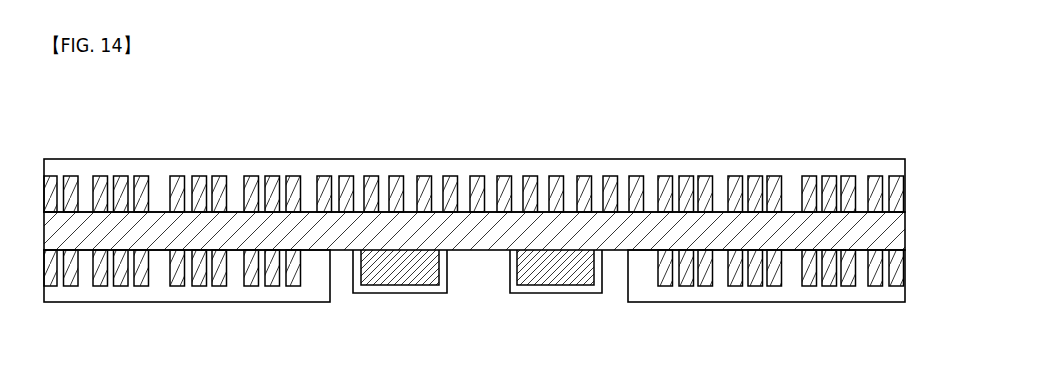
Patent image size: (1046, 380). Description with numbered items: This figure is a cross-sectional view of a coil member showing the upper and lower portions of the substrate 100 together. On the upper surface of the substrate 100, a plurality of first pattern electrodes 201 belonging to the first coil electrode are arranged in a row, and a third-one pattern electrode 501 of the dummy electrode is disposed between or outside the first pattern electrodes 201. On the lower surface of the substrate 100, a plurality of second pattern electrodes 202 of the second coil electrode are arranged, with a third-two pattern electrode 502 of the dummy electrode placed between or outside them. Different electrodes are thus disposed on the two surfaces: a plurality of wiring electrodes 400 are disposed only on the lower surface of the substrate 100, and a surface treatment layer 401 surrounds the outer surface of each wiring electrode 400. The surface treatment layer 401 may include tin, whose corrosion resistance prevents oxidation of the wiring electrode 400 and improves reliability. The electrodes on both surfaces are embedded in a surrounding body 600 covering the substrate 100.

The substrate 100 is at (905, 229).
The first pattern electrode 201 is at (737, 176).
The second pattern electrode 202 is at (773, 285).
The wiring electrode 400 is at (558, 283).
The surface treatment layer 401 is at (512, 292).
The 3-1 pattern electrode 501 is at (505, 178).
The 3-2 pattern electrode 502 is at (143, 284).
The molding member 600 is at (792, 170).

● ● ● ● ●

Problem to work on: Recast the rows above as a two-column CSV with the headers description and locations. Give one line per row, with the row's text in the first quoted field and its answer in the second, replacing line breaks with spaces and leaving out the pictures.

Output of the task:
description,locations
"Patent image size: (1046, 380). Description with numbered items: This figure is a cross-sectional view of a coil member showing the upper and lower portions of the substrate 100 together. On the upper surface of the substrate 100, a plurality of first pattern electrodes 201 belonging to the first coil electrode are arranged in a row, and a third-one pattern electrode 501 of the dummy electrode is disposed between or outside the first pattern electrodes 201. On the lower surface of the substrate 100, a plurality of second pattern electrodes 202 of the second coil electrode are arranged, with a third-two pattern electrode 502 of the dummy electrode placed between or outside them. Different electrodes are thus disposed on the two surfaces: a plurality of wiring electrodes 400 are disposed only on the lower surface of the substrate 100, and a surface treatment layer 401 surrounds the outer surface of each wiring electrode 400. The surface treatment layer 401 may include tin, whose corrosion resistance prevents oxidation of the wiring electrode 400 and improves reliability. The electrodes on both surfaces are embedded in a surrounding body 600 covering the substrate 100.","The substrate 100 is at (905, 229). The first pattern electrode 201 is at (737, 176). The second pattern electrode 202 is at (773, 285). The wiring electrode 400 is at (558, 283). The surface treatment layer 401 is at (512, 292). The 3-1 pattern electrode 501 is at (505, 178). The 3-2 pattern electrode 502 is at (143, 284). The molding member 600 is at (792, 170)."